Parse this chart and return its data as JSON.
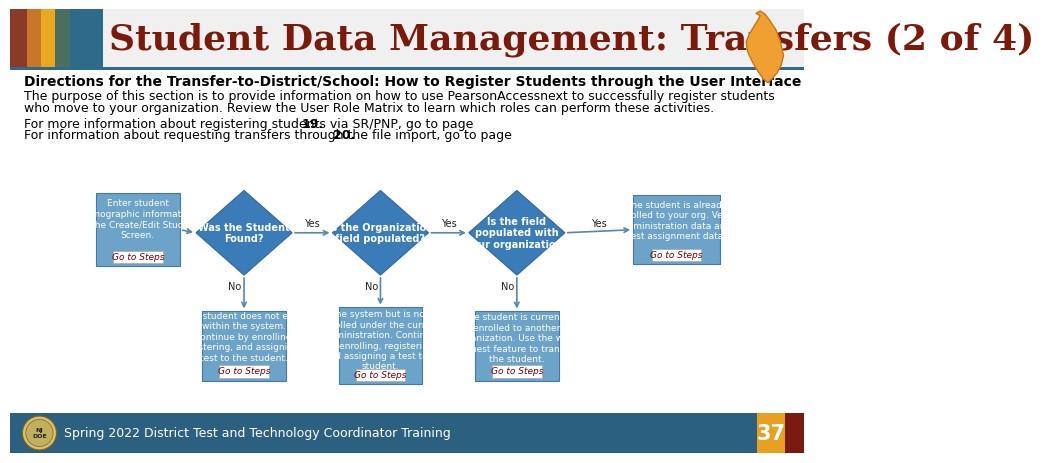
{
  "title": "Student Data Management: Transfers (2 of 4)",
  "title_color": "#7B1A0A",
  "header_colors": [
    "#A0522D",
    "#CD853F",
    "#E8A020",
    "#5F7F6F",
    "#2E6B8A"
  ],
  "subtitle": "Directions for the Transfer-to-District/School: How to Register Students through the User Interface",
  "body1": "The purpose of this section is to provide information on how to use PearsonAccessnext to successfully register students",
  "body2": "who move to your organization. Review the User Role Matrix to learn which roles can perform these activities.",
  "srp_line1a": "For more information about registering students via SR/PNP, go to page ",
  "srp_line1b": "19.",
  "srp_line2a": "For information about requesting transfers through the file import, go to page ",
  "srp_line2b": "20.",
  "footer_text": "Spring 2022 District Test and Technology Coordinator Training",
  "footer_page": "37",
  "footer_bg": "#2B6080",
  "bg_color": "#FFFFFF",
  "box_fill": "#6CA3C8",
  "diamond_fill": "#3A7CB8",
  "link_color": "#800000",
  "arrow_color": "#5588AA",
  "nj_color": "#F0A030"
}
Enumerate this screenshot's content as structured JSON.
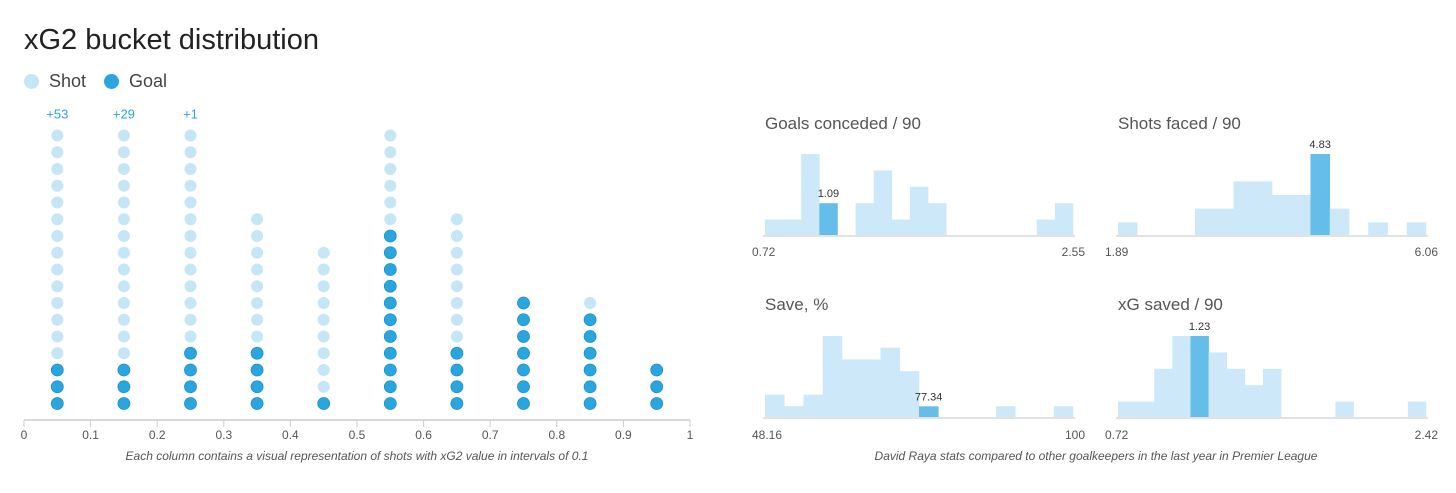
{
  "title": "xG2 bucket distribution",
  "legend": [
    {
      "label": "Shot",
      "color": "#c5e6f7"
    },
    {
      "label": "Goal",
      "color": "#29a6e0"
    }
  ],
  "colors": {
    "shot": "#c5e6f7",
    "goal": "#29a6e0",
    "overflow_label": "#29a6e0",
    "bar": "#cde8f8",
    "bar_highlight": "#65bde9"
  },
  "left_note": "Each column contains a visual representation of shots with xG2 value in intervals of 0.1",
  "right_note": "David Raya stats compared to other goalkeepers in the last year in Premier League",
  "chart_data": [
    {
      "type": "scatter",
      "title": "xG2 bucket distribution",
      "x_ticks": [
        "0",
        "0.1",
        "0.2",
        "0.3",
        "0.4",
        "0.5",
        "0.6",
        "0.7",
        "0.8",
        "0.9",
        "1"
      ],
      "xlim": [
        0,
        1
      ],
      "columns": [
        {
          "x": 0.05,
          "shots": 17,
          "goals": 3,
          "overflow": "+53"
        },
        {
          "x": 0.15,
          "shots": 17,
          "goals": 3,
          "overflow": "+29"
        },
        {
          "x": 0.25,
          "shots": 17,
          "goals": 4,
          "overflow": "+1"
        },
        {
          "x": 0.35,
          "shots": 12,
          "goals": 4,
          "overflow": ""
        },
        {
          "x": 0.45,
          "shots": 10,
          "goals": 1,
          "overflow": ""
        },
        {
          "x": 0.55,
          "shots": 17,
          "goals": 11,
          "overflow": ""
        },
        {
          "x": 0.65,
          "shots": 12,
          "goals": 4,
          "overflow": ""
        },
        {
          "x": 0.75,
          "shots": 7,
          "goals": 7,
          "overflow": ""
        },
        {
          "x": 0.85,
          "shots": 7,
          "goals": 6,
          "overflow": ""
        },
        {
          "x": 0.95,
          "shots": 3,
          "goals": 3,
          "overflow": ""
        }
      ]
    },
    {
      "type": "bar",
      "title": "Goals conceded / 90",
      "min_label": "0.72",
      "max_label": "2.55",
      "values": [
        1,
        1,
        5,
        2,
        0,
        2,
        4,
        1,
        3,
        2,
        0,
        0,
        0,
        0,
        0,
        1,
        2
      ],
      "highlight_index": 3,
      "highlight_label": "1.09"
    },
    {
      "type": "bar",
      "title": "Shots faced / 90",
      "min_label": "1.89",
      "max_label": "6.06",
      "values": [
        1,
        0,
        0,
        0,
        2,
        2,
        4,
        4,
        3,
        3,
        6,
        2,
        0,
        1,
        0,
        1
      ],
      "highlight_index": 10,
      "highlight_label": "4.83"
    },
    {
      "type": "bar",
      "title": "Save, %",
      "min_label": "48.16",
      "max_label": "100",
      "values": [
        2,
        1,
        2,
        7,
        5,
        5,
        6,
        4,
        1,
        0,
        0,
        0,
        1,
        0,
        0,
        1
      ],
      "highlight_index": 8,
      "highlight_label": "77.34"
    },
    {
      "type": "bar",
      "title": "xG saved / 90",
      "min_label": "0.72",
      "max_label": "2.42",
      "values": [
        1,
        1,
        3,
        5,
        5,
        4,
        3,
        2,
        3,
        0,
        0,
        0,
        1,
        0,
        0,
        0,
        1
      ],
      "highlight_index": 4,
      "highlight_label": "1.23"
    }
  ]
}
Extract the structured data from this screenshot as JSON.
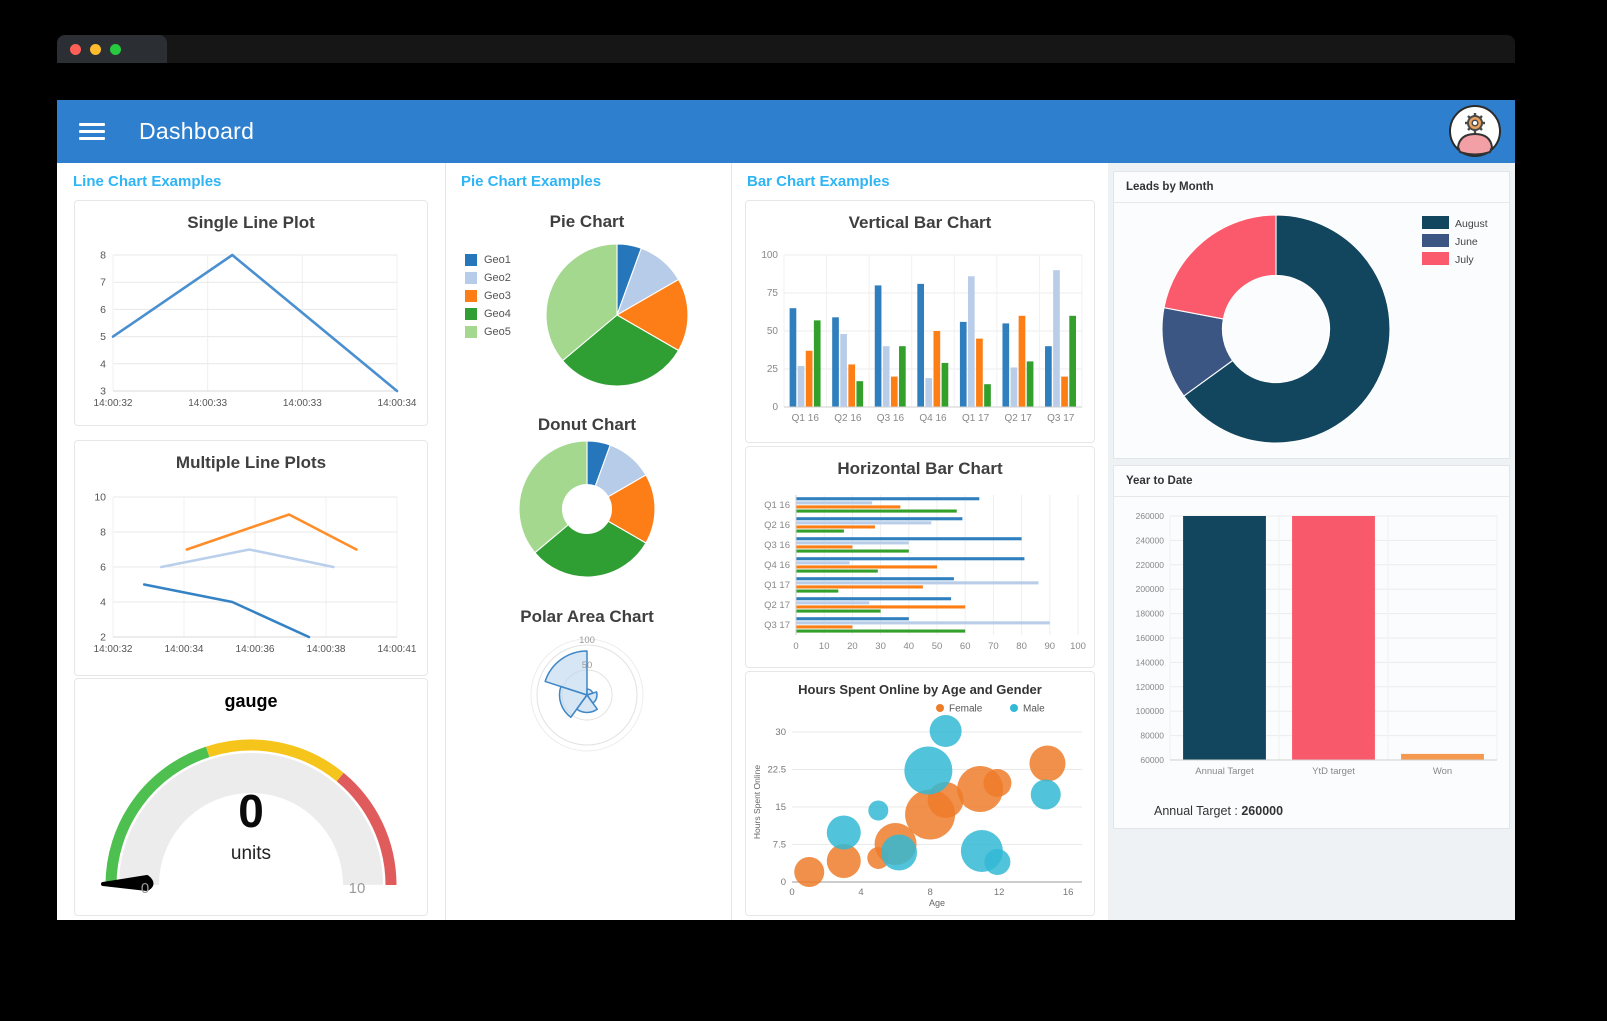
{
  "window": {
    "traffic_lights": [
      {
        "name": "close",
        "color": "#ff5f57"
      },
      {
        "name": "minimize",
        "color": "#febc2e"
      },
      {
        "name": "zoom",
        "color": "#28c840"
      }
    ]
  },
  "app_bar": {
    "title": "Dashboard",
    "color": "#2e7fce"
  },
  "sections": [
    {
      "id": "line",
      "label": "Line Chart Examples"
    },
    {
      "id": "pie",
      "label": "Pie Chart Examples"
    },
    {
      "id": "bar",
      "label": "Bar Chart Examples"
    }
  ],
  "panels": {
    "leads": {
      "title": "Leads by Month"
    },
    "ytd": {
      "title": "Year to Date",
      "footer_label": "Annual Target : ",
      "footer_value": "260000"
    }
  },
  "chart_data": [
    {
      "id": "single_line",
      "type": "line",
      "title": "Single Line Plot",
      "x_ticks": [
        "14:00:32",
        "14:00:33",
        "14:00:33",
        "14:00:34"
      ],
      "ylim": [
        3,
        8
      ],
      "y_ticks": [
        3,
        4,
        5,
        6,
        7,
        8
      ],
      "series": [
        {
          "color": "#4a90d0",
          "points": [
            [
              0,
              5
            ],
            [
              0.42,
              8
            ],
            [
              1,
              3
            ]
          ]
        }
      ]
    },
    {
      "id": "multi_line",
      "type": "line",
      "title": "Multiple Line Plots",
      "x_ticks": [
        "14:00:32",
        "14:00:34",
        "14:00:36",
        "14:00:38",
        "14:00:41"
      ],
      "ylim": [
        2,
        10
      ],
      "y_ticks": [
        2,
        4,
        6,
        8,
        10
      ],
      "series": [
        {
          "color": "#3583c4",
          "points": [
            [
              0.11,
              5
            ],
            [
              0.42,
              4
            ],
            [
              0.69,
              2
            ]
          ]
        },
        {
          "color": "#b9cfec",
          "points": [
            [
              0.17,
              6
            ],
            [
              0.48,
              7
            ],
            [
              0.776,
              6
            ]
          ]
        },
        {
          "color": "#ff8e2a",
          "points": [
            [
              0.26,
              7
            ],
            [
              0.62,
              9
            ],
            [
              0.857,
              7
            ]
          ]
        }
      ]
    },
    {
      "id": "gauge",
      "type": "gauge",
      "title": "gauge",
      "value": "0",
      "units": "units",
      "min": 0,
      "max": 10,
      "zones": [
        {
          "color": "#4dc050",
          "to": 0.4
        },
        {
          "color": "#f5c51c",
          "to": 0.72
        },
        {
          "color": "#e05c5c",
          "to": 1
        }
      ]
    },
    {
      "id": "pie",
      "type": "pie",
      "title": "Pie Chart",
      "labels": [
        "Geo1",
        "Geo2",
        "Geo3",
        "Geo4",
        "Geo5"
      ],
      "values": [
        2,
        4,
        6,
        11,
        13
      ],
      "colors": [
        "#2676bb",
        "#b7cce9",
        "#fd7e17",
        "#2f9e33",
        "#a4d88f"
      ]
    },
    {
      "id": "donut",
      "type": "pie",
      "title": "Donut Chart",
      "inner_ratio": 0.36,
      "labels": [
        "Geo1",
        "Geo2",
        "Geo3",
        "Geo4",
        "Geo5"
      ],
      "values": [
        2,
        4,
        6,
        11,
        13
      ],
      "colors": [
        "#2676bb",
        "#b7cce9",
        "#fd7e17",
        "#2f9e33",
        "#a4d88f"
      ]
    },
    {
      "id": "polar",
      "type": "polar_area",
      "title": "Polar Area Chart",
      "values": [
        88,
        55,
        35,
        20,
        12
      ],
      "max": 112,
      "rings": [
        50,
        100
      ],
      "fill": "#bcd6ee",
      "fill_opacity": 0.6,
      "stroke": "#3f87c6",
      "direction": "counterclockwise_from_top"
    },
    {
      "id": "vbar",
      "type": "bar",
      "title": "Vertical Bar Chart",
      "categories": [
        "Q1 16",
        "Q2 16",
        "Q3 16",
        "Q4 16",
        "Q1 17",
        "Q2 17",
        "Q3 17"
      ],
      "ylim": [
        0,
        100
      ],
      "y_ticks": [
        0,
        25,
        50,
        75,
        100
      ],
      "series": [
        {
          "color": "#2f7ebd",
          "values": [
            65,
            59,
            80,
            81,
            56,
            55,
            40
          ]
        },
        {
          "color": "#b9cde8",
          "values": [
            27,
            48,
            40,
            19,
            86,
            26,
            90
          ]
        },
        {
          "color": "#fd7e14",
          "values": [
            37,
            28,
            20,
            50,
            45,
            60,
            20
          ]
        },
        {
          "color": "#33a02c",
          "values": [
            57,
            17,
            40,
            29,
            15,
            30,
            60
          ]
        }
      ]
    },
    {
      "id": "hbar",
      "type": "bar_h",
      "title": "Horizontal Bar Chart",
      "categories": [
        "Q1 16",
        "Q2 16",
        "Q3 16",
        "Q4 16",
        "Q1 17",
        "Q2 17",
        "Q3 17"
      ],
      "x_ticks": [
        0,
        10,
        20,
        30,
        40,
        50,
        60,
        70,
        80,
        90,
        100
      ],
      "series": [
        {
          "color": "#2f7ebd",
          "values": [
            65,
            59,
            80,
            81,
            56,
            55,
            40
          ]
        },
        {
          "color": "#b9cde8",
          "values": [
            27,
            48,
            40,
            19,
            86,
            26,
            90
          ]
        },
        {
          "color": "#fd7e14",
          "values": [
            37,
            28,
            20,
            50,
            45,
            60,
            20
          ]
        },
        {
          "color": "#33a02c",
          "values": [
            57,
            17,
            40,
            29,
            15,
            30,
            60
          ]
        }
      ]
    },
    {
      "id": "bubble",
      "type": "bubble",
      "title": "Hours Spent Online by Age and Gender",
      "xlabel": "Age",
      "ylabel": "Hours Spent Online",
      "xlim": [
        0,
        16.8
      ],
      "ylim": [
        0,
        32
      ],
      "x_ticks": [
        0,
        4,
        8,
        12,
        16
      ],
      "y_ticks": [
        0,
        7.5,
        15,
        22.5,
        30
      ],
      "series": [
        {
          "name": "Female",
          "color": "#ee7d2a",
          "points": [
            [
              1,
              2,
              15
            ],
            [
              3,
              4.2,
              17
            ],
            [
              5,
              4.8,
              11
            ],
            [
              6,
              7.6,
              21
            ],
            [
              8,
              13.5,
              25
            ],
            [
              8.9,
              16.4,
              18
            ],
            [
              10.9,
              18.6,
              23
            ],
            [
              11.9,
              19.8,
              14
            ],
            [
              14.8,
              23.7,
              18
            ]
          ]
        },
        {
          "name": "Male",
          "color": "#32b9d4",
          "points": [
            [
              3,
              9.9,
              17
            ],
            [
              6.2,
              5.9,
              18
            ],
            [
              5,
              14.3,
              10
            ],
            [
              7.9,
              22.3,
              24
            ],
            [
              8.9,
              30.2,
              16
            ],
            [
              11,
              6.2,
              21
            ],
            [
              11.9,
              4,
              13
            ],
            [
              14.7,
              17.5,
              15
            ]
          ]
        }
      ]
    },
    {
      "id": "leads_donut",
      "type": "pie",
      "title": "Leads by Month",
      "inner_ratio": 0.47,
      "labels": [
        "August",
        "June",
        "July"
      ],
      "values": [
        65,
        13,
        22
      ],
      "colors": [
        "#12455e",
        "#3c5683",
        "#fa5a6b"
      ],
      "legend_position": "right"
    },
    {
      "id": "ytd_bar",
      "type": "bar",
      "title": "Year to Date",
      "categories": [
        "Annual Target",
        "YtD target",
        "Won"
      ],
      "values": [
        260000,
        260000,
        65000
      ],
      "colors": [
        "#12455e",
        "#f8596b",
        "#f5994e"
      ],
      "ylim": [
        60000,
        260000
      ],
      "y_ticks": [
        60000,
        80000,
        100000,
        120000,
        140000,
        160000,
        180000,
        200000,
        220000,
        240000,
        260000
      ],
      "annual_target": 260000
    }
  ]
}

Request ▸ Show each line of the listing that holds the string "Online".

Correct result ▸
      "title": "Hours Spent Online by Age and Gender",
      "ylabel": "Hours Spent Online",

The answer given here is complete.